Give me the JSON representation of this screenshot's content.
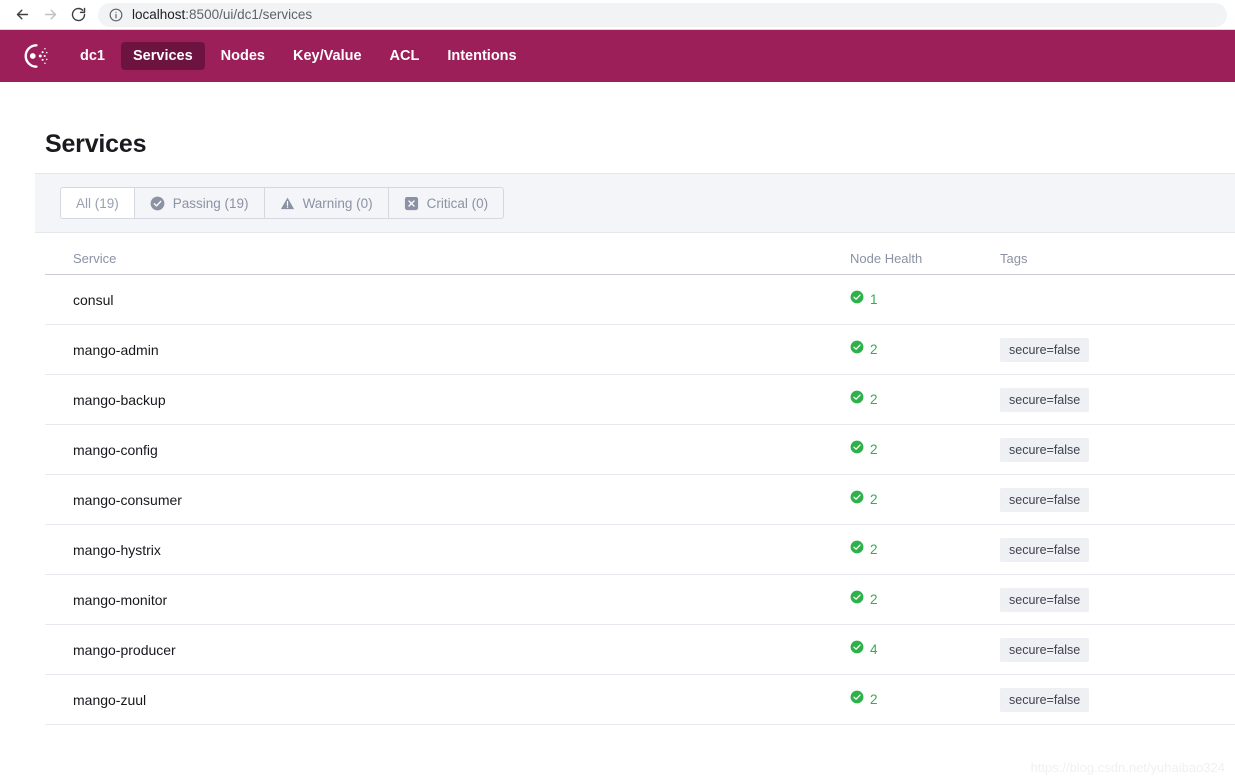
{
  "browser": {
    "back_icon": "arrow-left-icon",
    "forward_icon": "arrow-right-icon",
    "reload_icon": "reload-icon",
    "info_icon": "info-circle-icon",
    "url_host": "localhost",
    "url_path": ":8500/ui/dc1/services"
  },
  "nav": {
    "logo_icon": "consul-logo-icon",
    "brand_color": "#9c1f5a",
    "active_color": "#6d1340",
    "items": [
      {
        "label": "dc1",
        "active": false
      },
      {
        "label": "Services",
        "active": true
      },
      {
        "label": "Nodes",
        "active": false
      },
      {
        "label": "Key/Value",
        "active": false
      },
      {
        "label": "ACL",
        "active": false
      },
      {
        "label": "Intentions",
        "active": false
      }
    ]
  },
  "page": {
    "title": "Services"
  },
  "filters": [
    {
      "label": "All (19)",
      "icon": null,
      "active": true
    },
    {
      "label": "Passing (19)",
      "icon": "check-circle-icon",
      "active": false
    },
    {
      "label": "Warning (0)",
      "icon": "warning-triangle-icon",
      "active": false
    },
    {
      "label": "Critical (0)",
      "icon": "x-square-icon",
      "active": false
    }
  ],
  "table": {
    "columns": [
      "Service",
      "Node Health",
      "Tags"
    ],
    "health_icon": "check-circle-green-icon",
    "health_color": "#2eb14a",
    "rows": [
      {
        "service": "consul",
        "health": "1",
        "tags": []
      },
      {
        "service": "mango-admin",
        "health": "2",
        "tags": [
          "secure=false"
        ]
      },
      {
        "service": "mango-backup",
        "health": "2",
        "tags": [
          "secure=false"
        ]
      },
      {
        "service": "mango-config",
        "health": "2",
        "tags": [
          "secure=false"
        ]
      },
      {
        "service": "mango-consumer",
        "health": "2",
        "tags": [
          "secure=false"
        ]
      },
      {
        "service": "mango-hystrix",
        "health": "2",
        "tags": [
          "secure=false"
        ]
      },
      {
        "service": "mango-monitor",
        "health": "2",
        "tags": [
          "secure=false"
        ]
      },
      {
        "service": "mango-producer",
        "health": "4",
        "tags": [
          "secure=false"
        ]
      },
      {
        "service": "mango-zuul",
        "health": "2",
        "tags": [
          "secure=false"
        ]
      }
    ]
  },
  "watermark": "https://blog.csdn.net/yuhaibao324"
}
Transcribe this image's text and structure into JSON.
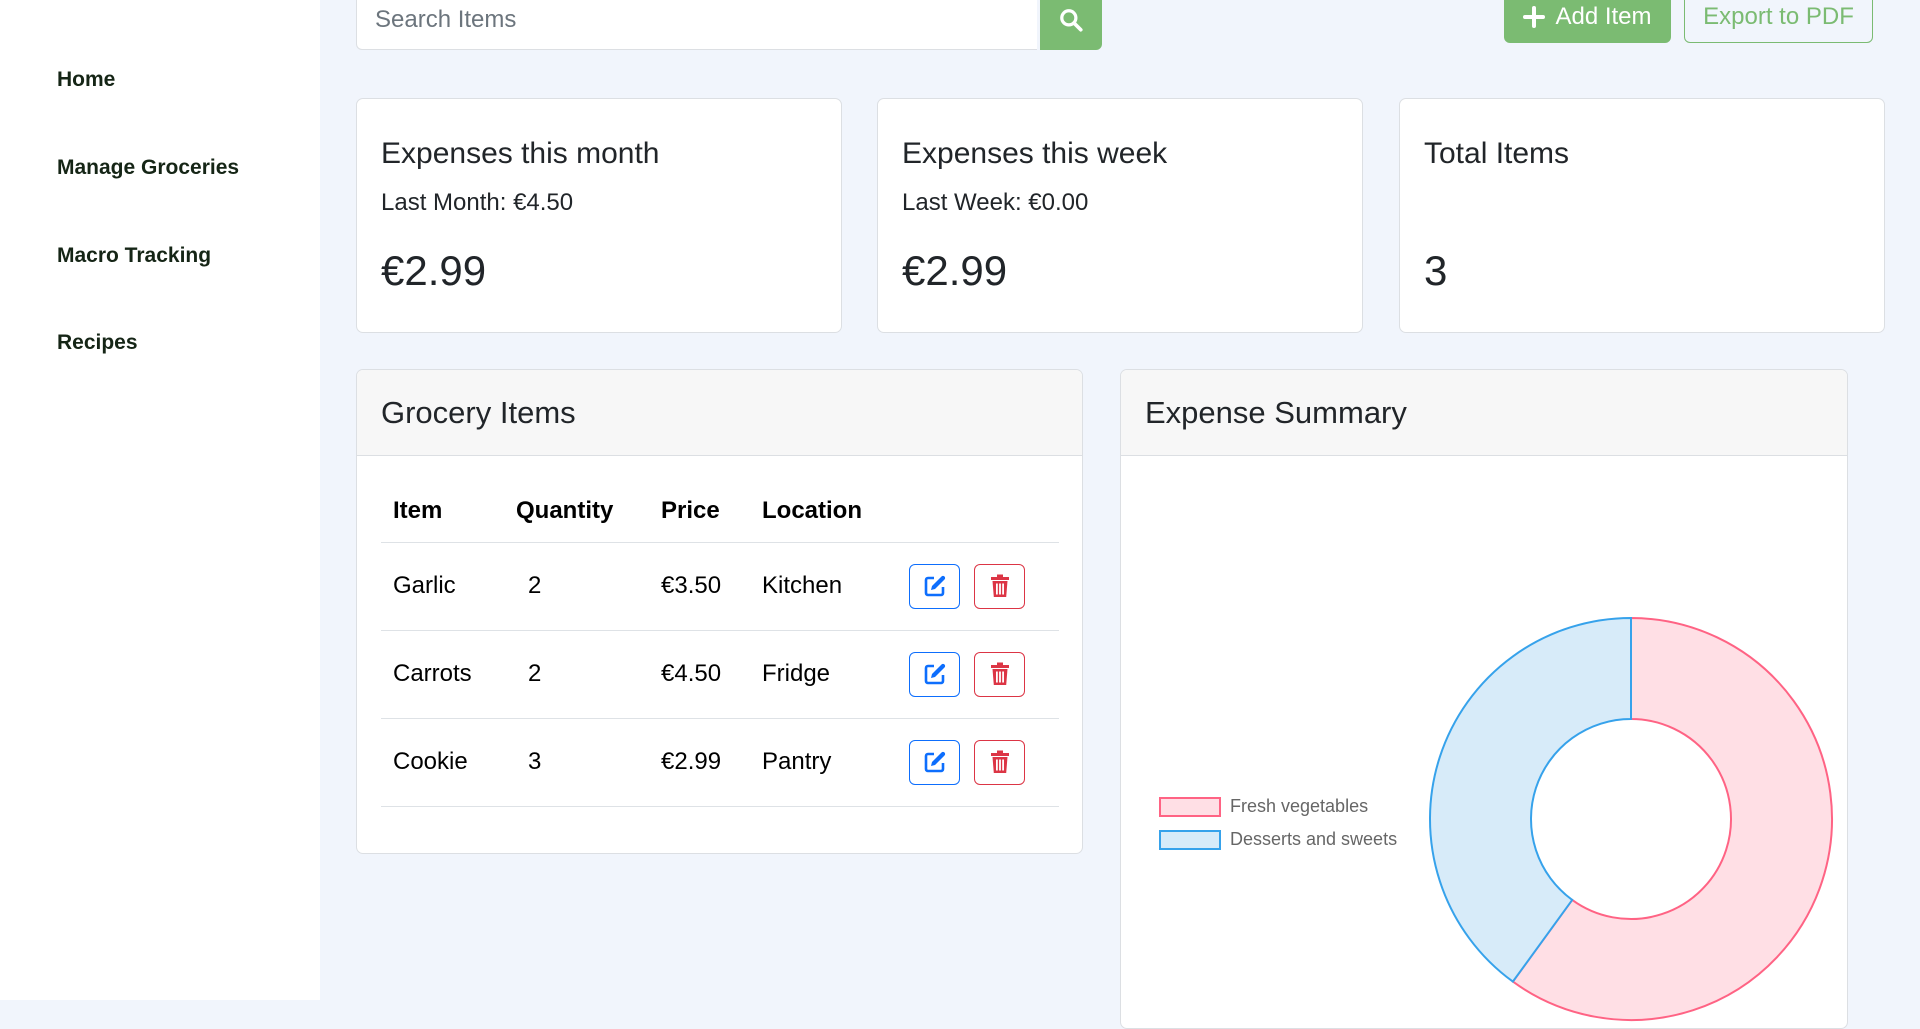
{
  "sidebar": {
    "items": [
      {
        "label": "Home"
      },
      {
        "label": "Manage Groceries"
      },
      {
        "label": "Macro Tracking"
      },
      {
        "label": "Recipes"
      }
    ]
  },
  "toolbar": {
    "search_placeholder": "Search Items",
    "search_icon": "search-icon",
    "add_label": "Add Item",
    "add_icon": "plus-icon",
    "export_label": "Export to PDF",
    "accent_color": "#7bbb72"
  },
  "stats": {
    "month": {
      "title": "Expenses this month",
      "sub": "Last Month: €4.50",
      "value": "€2.99"
    },
    "week": {
      "title": "Expenses this week",
      "sub": "Last Week: €0.00",
      "value": "€2.99"
    },
    "total": {
      "title": "Total Items",
      "sub": "",
      "value": "3"
    }
  },
  "grocery": {
    "title": "Grocery Items",
    "columns": [
      "Item",
      "Quantity",
      "Price",
      "Location"
    ],
    "rows": [
      {
        "item": "Garlic",
        "quantity": "2",
        "price": "€3.50",
        "location": "Kitchen"
      },
      {
        "item": "Carrots",
        "quantity": "2",
        "price": "€4.50",
        "location": "Fridge"
      },
      {
        "item": "Cookie",
        "quantity": "3",
        "price": "€2.99",
        "location": "Pantry"
      }
    ],
    "edit_icon": "edit-icon",
    "delete_icon": "trash-icon",
    "edit_color": "#0d6efd",
    "delete_color": "#dc3545"
  },
  "expense": {
    "title": "Expense Summary"
  },
  "chart_data": {
    "type": "pie",
    "variant": "doughnut",
    "title": "",
    "legend_position": "left",
    "categories": [
      "Fresh vegetables",
      "Desserts and sweets"
    ],
    "values": [
      60,
      40
    ],
    "colors": [
      {
        "fill": "#ffdfe5",
        "stroke": "#ff6384"
      },
      {
        "fill": "#d7ebf9",
        "stroke": "#36a2eb"
      }
    ]
  }
}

PROBLEM:
Leave out the pictures and transcribe everything else exactly.

OUTPUT FOR THIS EXERCISE:
Give me the JSON representation of this screenshot's content.
{
  "browser": {
    "back_icon": "arrow-left-icon",
    "forward_icon": "arrow-right-icon",
    "reload_icon": "reload-icon",
    "info_icon": "info-circle-icon",
    "url_host": "localhost",
    "url_path": ":8500/ui/dc1/services"
  },
  "nav": {
    "logo_icon": "consul-logo-icon",
    "brand_color": "#9c1f5a",
    "active_color": "#6d1340",
    "items": [
      {
        "label": "dc1",
        "active": false
      },
      {
        "label": "Services",
        "active": true
      },
      {
        "label": "Nodes",
        "active": false
      },
      {
        "label": "Key/Value",
        "active": false
      },
      {
        "label": "ACL",
        "active": false
      },
      {
        "label": "Intentions",
        "active": false
      }
    ]
  },
  "page": {
    "title": "Services"
  },
  "filters": [
    {
      "label": "All (19)",
      "icon": null,
      "active": true
    },
    {
      "label": "Passing (19)",
      "icon": "check-circle-icon",
      "active": false
    },
    {
      "label": "Warning (0)",
      "icon": "warning-triangle-icon",
      "active": false
    },
    {
      "label": "Critical (0)",
      "icon": "x-square-icon",
      "active": false
    }
  ],
  "table": {
    "columns": [
      "Service",
      "Node Health",
      "Tags"
    ],
    "health_icon": "check-circle-green-icon",
    "health_color": "#2eb14a",
    "rows": [
      {
        "service": "consul",
        "health": "1",
        "tags": []
      },
      {
        "service": "mango-admin",
        "health": "2",
        "tags": [
          "secure=false"
        ]
      },
      {
        "service": "mango-backup",
        "health": "2",
        "tags": [
          "secure=false"
        ]
      },
      {
        "service": "mango-config",
        "health": "2",
        "tags": [
          "secure=false"
        ]
      },
      {
        "service": "mango-consumer",
        "health": "2",
        "tags": [
          "secure=false"
        ]
      },
      {
        "service": "mango-hystrix",
        "health": "2",
        "tags": [
          "secure=false"
        ]
      },
      {
        "service": "mango-monitor",
        "health": "2",
        "tags": [
          "secure=false"
        ]
      },
      {
        "service": "mango-producer",
        "health": "4",
        "tags": [
          "secure=false"
        ]
      },
      {
        "service": "mango-zuul",
        "health": "2",
        "tags": [
          "secure=false"
        ]
      }
    ]
  },
  "watermark": "https://blog.csdn.net/yuhaibao324"
}
Transcribe this image's text and structure into JSON.
{
  "sidebar": {
    "items": [
      {
        "label": "Home"
      },
      {
        "label": "Manage Groceries"
      },
      {
        "label": "Macro Tracking"
      },
      {
        "label": "Recipes"
      }
    ]
  },
  "toolbar": {
    "search_placeholder": "Search Items",
    "search_icon": "search-icon",
    "add_label": "Add Item",
    "add_icon": "plus-icon",
    "export_label": "Export to PDF",
    "accent_color": "#7bbb72"
  },
  "stats": {
    "month": {
      "title": "Expenses this month",
      "sub": "Last Month: €4.50",
      "value": "€2.99"
    },
    "week": {
      "title": "Expenses this week",
      "sub": "Last Week: €0.00",
      "value": "€2.99"
    },
    "total": {
      "title": "Total Items",
      "sub": "",
      "value": "3"
    }
  },
  "grocery": {
    "title": "Grocery Items",
    "columns": [
      "Item",
      "Quantity",
      "Price",
      "Location"
    ],
    "rows": [
      {
        "item": "Garlic",
        "quantity": "2",
        "price": "€3.50",
        "location": "Kitchen"
      },
      {
        "item": "Carrots",
        "quantity": "2",
        "price": "€4.50",
        "location": "Fridge"
      },
      {
        "item": "Cookie",
        "quantity": "3",
        "price": "€2.99",
        "location": "Pantry"
      }
    ],
    "edit_icon": "edit-icon",
    "delete_icon": "trash-icon",
    "edit_color": "#0d6efd",
    "delete_color": "#dc3545"
  },
  "expense": {
    "title": "Expense Summary"
  },
  "chart_data": {
    "type": "pie",
    "variant": "doughnut",
    "title": "",
    "legend_position": "left",
    "categories": [
      "Fresh vegetables",
      "Desserts and sweets"
    ],
    "values": [
      60,
      40
    ],
    "colors": [
      {
        "fill": "#ffdfe5",
        "stroke": "#ff6384"
      },
      {
        "fill": "#d7ebf9",
        "stroke": "#36a2eb"
      }
    ]
  }
}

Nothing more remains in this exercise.